From the entries below, gather each line containing the word "this".

--- Begin Information given ---

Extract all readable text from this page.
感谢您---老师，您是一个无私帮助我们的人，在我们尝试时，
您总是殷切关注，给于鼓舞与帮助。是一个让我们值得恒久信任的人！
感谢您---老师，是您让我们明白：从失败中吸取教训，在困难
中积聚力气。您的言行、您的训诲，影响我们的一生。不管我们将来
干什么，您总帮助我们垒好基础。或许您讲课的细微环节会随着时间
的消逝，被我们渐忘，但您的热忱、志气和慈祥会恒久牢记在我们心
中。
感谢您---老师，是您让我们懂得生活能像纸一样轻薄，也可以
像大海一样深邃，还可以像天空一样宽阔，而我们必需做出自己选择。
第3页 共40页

--- End Information given ---
--- Begin Information given ---

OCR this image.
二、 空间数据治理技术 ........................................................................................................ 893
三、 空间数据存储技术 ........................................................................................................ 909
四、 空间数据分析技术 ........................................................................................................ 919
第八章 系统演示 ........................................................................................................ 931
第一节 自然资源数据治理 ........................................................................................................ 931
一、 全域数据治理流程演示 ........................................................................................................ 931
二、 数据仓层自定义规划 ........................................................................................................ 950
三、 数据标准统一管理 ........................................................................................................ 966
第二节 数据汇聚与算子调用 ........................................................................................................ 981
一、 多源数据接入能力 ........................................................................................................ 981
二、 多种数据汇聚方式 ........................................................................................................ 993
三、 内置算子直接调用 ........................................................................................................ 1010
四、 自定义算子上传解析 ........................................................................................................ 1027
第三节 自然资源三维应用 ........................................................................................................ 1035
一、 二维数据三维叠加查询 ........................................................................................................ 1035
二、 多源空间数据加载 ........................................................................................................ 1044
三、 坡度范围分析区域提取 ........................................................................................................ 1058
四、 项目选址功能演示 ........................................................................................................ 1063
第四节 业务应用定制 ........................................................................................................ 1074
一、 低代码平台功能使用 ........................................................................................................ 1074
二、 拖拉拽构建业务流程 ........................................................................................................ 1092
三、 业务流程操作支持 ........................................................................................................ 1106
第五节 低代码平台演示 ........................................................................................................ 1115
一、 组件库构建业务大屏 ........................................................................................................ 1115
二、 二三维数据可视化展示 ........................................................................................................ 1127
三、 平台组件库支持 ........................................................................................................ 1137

--- End Information given ---

● Task response
Extract all readable text from this page.
OCR this image.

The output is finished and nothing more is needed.